Start of ENTRIES

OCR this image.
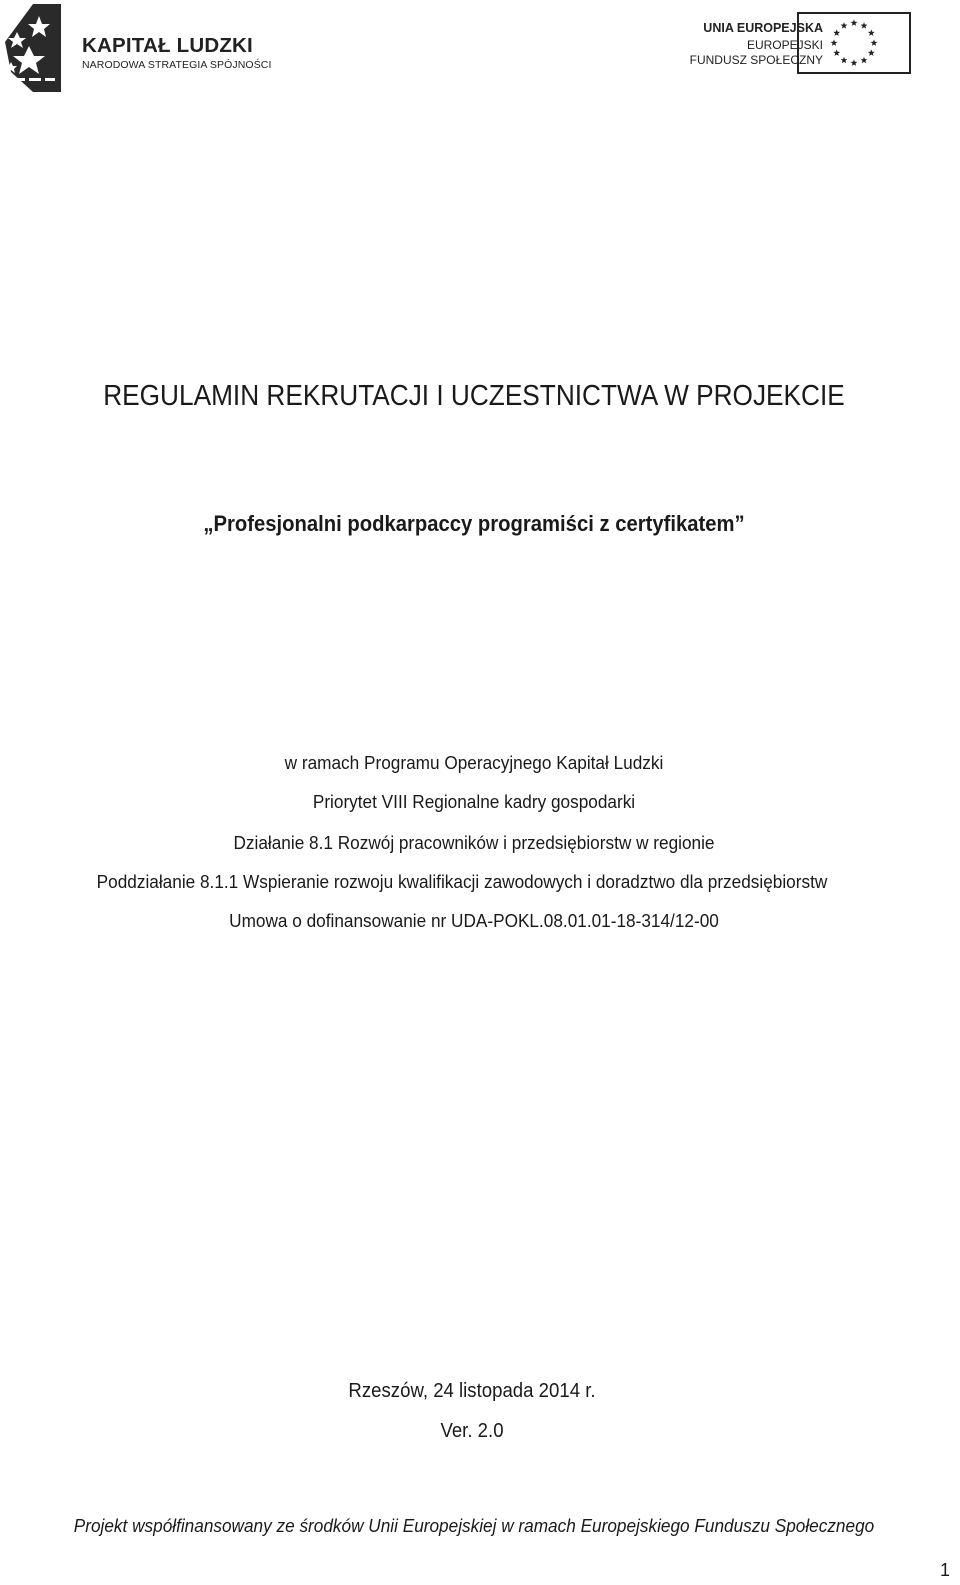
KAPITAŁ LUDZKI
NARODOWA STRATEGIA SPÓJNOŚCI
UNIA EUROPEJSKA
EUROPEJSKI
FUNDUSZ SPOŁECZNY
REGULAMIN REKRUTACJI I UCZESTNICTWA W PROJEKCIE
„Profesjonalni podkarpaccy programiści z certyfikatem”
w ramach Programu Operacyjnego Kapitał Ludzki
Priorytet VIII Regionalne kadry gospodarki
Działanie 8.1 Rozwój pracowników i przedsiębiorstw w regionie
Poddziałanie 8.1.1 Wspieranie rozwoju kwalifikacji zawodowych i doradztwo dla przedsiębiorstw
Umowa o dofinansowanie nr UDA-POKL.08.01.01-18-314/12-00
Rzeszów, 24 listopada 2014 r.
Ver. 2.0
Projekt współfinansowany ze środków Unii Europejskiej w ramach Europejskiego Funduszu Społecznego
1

End of ENTRIES

» GIVEN EXERCISE
All of the material above is to be copied exactly, except for its images.

» OUTPUT FOR THIS EXERCISE
OCR this image.
KAPITAŁ LUDZKI
NARODOWA STRATEGIA SPÓJNOŚCI
UNIA EUROPEJSKA
EUROPEJSKI
FUNDUSZ SPOŁECZNY
REGULAMIN REKRUTACJI I UCZESTNICTWA W PROJEKCIE
„Profesjonalni podkarpaccy programiści z certyfikatem”
w ramach Programu Operacyjnego Kapitał Ludzki
Priorytet VIII Regionalne kadry gospodarki
Działanie 8.1 Rozwój pracowników i przedsiębiorstw w regionie
Poddziałanie 8.1.1 Wspieranie rozwoju kwalifikacji zawodowych i doradztwo dla przedsiębiorstw
Umowa o dofinansowanie nr UDA-POKL.08.01.01-18-314/12-00
Rzeszów, 24 listopada 2014 r.
Ver. 2.0
Projekt współfinansowany ze środków Unii Europejskiej w ramach Europejskiego Funduszu Społecznego
1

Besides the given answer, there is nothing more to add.